• [Your task]:
Render every line of the data below as one string in a JSON list. Skip blank lines and leave the pictures out.

— start Entries shown —

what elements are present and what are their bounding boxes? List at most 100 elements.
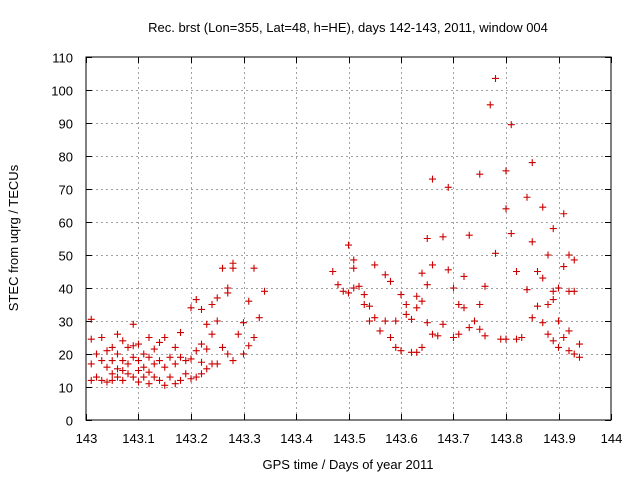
data-point — [108, 343, 116, 351]
data-point — [392, 343, 400, 351]
data-point — [203, 365, 211, 373]
data-point — [450, 284, 457, 292]
data-point — [429, 261, 436, 269]
data-point — [334, 281, 342, 289]
data-point — [539, 319, 547, 327]
data-point — [135, 378, 142, 386]
data-point — [119, 337, 127, 345]
data-point — [544, 330, 552, 338]
data-point — [528, 314, 536, 322]
data-point — [539, 203, 547, 211]
data-point — [549, 337, 557, 345]
x-tick-label: 143 — [76, 431, 98, 446]
data-point — [177, 376, 184, 384]
data-point — [392, 317, 400, 325]
data-point — [124, 343, 132, 351]
data-point — [240, 319, 247, 327]
data-point — [208, 330, 216, 338]
data-point — [140, 350, 148, 358]
data-point — [187, 355, 195, 363]
data-point — [198, 370, 205, 378]
data-point — [387, 334, 394, 341]
data-point — [213, 294, 221, 302]
x-tick-label: 144 — [601, 431, 623, 446]
data-point — [560, 334, 568, 341]
data-point — [418, 297, 426, 305]
data-point — [423, 235, 431, 242]
data-point — [371, 261, 379, 269]
data-point — [544, 301, 552, 308]
data-point — [240, 350, 247, 358]
data-point — [455, 301, 463, 308]
data-point — [471, 317, 478, 325]
data-point — [145, 334, 153, 341]
y-axis-label: STEC from uqrg / TECUs — [6, 164, 21, 311]
y-tick-label: 40 — [59, 282, 73, 297]
data-point — [429, 175, 436, 183]
data-point — [513, 268, 520, 275]
data-point — [408, 315, 415, 323]
data-point — [166, 373, 174, 381]
data-point — [492, 74, 499, 82]
x-tick-label: 143.7 — [437, 431, 470, 446]
data-point — [397, 347, 405, 355]
data-point — [156, 357, 163, 365]
x-axis-label: GPS time / Days of year 2011 — [263, 457, 434, 472]
data-point — [423, 281, 431, 289]
data-point — [103, 378, 111, 386]
data-point — [177, 353, 184, 361]
data-point — [549, 225, 557, 233]
data-point — [187, 304, 195, 312]
data-point — [502, 205, 510, 213]
data-point — [192, 296, 200, 304]
data-point — [502, 335, 510, 343]
data-point — [203, 320, 211, 328]
data-point — [555, 343, 562, 351]
chart-title: Rec. brst (Lon=355, Lat=48, h=HE), days … — [148, 20, 548, 35]
y-tick-label: 10 — [59, 381, 73, 396]
data-point — [513, 335, 520, 343]
data-point — [145, 380, 153, 388]
data-point — [161, 363, 169, 371]
data-point — [381, 271, 389, 279]
data-point — [166, 353, 174, 361]
data-point — [108, 376, 116, 384]
data-point — [103, 363, 111, 371]
x-tick-label: 143.2 — [175, 431, 208, 446]
data-point — [528, 159, 536, 167]
data-point — [555, 317, 562, 325]
data-point — [565, 347, 573, 355]
data-point — [402, 301, 410, 308]
data-point — [198, 340, 205, 348]
data-point — [150, 345, 158, 353]
data-point — [150, 360, 158, 368]
data-point — [381, 317, 389, 325]
data-point — [129, 342, 137, 350]
data-point — [156, 376, 163, 384]
data-point — [339, 287, 347, 295]
data-point — [182, 357, 190, 365]
plot-frame — [85, 56, 612, 421]
data-point — [198, 358, 205, 366]
data-point — [234, 330, 242, 338]
data-point — [576, 353, 583, 361]
y-tick-label: 100 — [51, 84, 73, 99]
data-points — [87, 74, 583, 389]
data-point — [413, 292, 421, 300]
data-point — [460, 304, 468, 312]
data-point — [250, 334, 258, 341]
data-point — [250, 264, 258, 272]
data-point — [161, 334, 169, 341]
data-point — [376, 327, 384, 335]
y-tick-label: 110 — [52, 51, 73, 66]
data-point — [87, 376, 95, 384]
data-point — [93, 350, 100, 358]
data-point — [345, 241, 352, 249]
data-point — [124, 360, 132, 368]
data-point — [224, 350, 232, 358]
grid-lines — [86, 57, 611, 420]
data-point — [387, 277, 394, 285]
y-tick-label: 30 — [59, 315, 73, 330]
y-tick-label: 70 — [59, 183, 73, 198]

— end Entries shown —

• [Solution to the exercise]:
[
  "what elements are present and what are their bounding boxes? List at most 100 elements.",
  "data-point — [108, 343, 116, 351]",
  "data-point — [392, 343, 400, 351]",
  "data-point — [203, 365, 211, 373]",
  "data-point — [450, 284, 457, 292]",
  "data-point — [429, 261, 436, 269]",
  "data-point — [334, 281, 342, 289]",
  "data-point — [539, 319, 547, 327]",
  "data-point — [135, 378, 142, 386]",
  "data-point — [119, 337, 127, 345]",
  "data-point — [544, 330, 552, 338]",
  "data-point — [528, 314, 536, 322]",
  "data-point — [539, 203, 547, 211]",
  "data-point — [549, 337, 557, 345]",
  "x-tick-label: 143 — [76, 431, 98, 446]",
  "data-point — [177, 376, 184, 384]",
  "data-point — [392, 317, 400, 325]",
  "data-point — [124, 343, 132, 351]",
  "data-point — [240, 319, 247, 327]",
  "data-point — [208, 330, 216, 338]",
  "data-point — [140, 350, 148, 358]",
  "data-point — [187, 355, 195, 363]",
  "data-point — [198, 370, 205, 378]",
  "data-point — [387, 334, 394, 341]",
  "data-point — [213, 294, 221, 302]",
  "x-tick-label: 144 — [601, 431, 623, 446]",
  "data-point — [560, 334, 568, 341]",
  "data-point — [418, 297, 426, 305]",
  "data-point — [423, 235, 431, 242]",
  "data-point — [371, 261, 379, 269]",
  "data-point — [544, 301, 552, 308]",
  "data-point — [240, 350, 247, 358]",
  "data-point — [455, 301, 463, 308]",
  "data-point — [471, 317, 478, 325]",
  "data-point — [145, 334, 153, 341]",
  "y-axis-label: STEC from uqrg / TECUs — [6, 164, 21, 311]",
  "y-tick-label: 40 — [59, 282, 73, 297]",
  "data-point — [429, 175, 436, 183]",
  "data-point — [513, 268, 520, 275]",
  "data-point — [408, 315, 415, 323]",
  "data-point — [166, 373, 174, 381]",
  "data-point — [492, 74, 499, 82]",
  "x-tick-label: 143.7 — [437, 431, 470, 446]",
  "data-point — [397, 347, 405, 355]",
  "data-point — [156, 357, 163, 365]",
  "x-axis-label: GPS time / Days of year 2011 — [263, 457, 434, 472]",
  "data-point — [423, 281, 431, 289]",
  "data-point — [103, 378, 111, 386]",
  "data-point — [177, 353, 184, 361]",
  "data-point — [549, 225, 557, 233]",
  "data-point — [187, 304, 195, 312]",
  "data-point — [502, 205, 510, 213]",
  "data-point — [192, 296, 200, 304]",
  "data-point — [502, 335, 510, 343]",
  "data-point — [203, 320, 211, 328]",
  "data-point — [555, 343, 562, 351]",
  "chart-title: Rec. brst (Lon=355, Lat=48, h=HE), days … — [148, 20, 548, 35]",
  "y-tick-label: 10 — [59, 381, 73, 396]",
  "data-point — [513, 335, 520, 343]",
  "data-point — [145, 380, 153, 388]",
  "data-point — [161, 363, 169, 371]",
  "data-point — [381, 271, 389, 279]",
  "data-point — [166, 353, 174, 361]",
  "data-point — [108, 376, 116, 384]",
  "data-point — [103, 363, 111, 371]",
  "x-tick-label: 143.2 — [175, 431, 208, 446]",
  "data-point — [528, 159, 536, 167]",
  "data-point — [555, 317, 562, 325]",
  "data-point — [565, 347, 573, 355]",
  "data-point — [402, 301, 410, 308]",
  "data-point — [198, 340, 205, 348]",
  "data-point — [150, 345, 158, 353]",
  "data-point — [150, 360, 158, 368]",
  "data-point — [381, 317, 389, 325]",
  "data-point — [129, 342, 137, 350]",
  "data-point — [156, 376, 163, 384]",
  "data-point — [339, 287, 347, 295]",
  "data-point — [182, 357, 190, 365]",
  "plot-frame — [85, 56, 612, 421]",
  "data-point — [198, 358, 205, 366]",
  "data-point — [234, 330, 242, 338]",
  "data-point — [576, 353, 583, 361]",
  "y-tick-label: 100 — [51, 84, 73, 99]",
  "data-points — [87, 74, 583, 389]",
  "data-point — [413, 292, 421, 300]",
  "data-point — [460, 304, 468, 312]",
  "data-point — [250, 334, 258, 341]",
  "data-point — [250, 264, 258, 272]",
  "data-point — [161, 334, 169, 341]",
  "data-point — [376, 327, 384, 335]",
  "y-tick-label: 110 — [52, 51, 73, 66]",
  "data-point — [87, 376, 95, 384]",
  "data-point — [93, 350, 100, 358]",
  "data-point — [345, 241, 352, 249]",
  "data-point — [124, 360, 132, 368]",
  "data-point — [224, 350, 232, 358]",
  "grid-lines — [86, 57, 611, 420]",
  "data-point — [387, 277, 394, 285]",
  "y-tick-label: 30 — [59, 315, 73, 330]",
  "y-tick-label: 70 — [59, 183, 73, 198]"
]